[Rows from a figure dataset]
* Start *
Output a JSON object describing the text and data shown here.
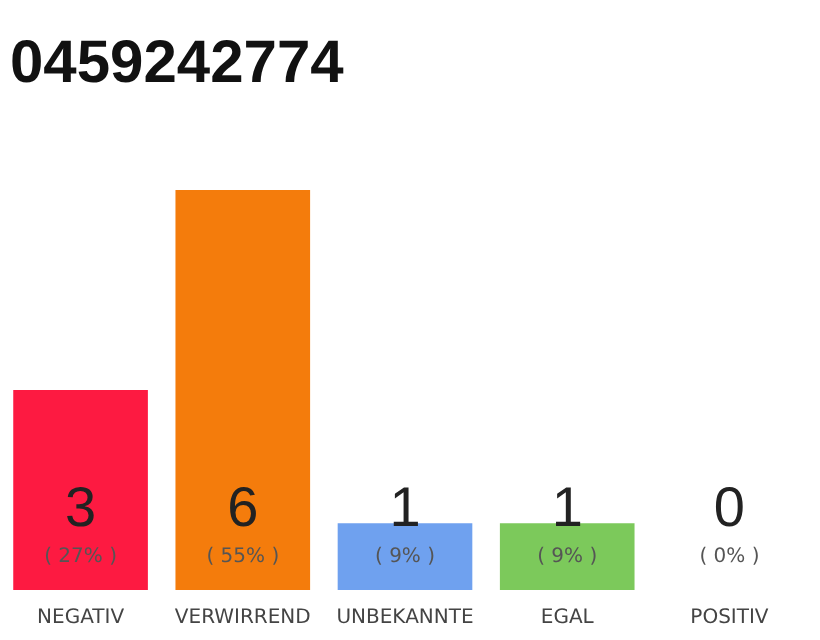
{
  "chart_data": {
    "type": "bar",
    "title": "0459242774",
    "categories": [
      "NEGATIV",
      "VERWIRREND",
      "UNBEKANNTE",
      "EGAL",
      "POSITIV"
    ],
    "values": [
      3,
      6,
      1,
      1,
      0
    ],
    "colors": [
      "#fd1a41",
      "#f47c0c",
      "#6fa1ef",
      "#7cc95b",
      "#c8c8c8"
    ],
    "data_labels": true,
    "annotations": [
      "( 27% )",
      "( 55% )",
      "( 9% )",
      "( 9% )",
      "( 0% )"
    ],
    "ylim": [
      0,
      6
    ],
    "tick_labels": "x"
  }
}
* End *
WHAT IS EXPECTED: Above are the records; reproduce them exactly and leave out the pictures.

TASK RESULT:
Output a JSON object describing the text and data shown here.
{
  "chart_data": {
    "type": "bar",
    "title": "0459242774",
    "categories": [
      "NEGATIV",
      "VERWIRREND",
      "UNBEKANNTE",
      "EGAL",
      "POSITIV"
    ],
    "values": [
      3,
      6,
      1,
      1,
      0
    ],
    "colors": [
      "#fd1a41",
      "#f47c0c",
      "#6fa1ef",
      "#7cc95b",
      "#c8c8c8"
    ],
    "data_labels": true,
    "annotations": [
      "( 27% )",
      "( 55% )",
      "( 9% )",
      "( 9% )",
      "( 0% )"
    ],
    "ylim": [
      0,
      6
    ],
    "tick_labels": "x"
  }
}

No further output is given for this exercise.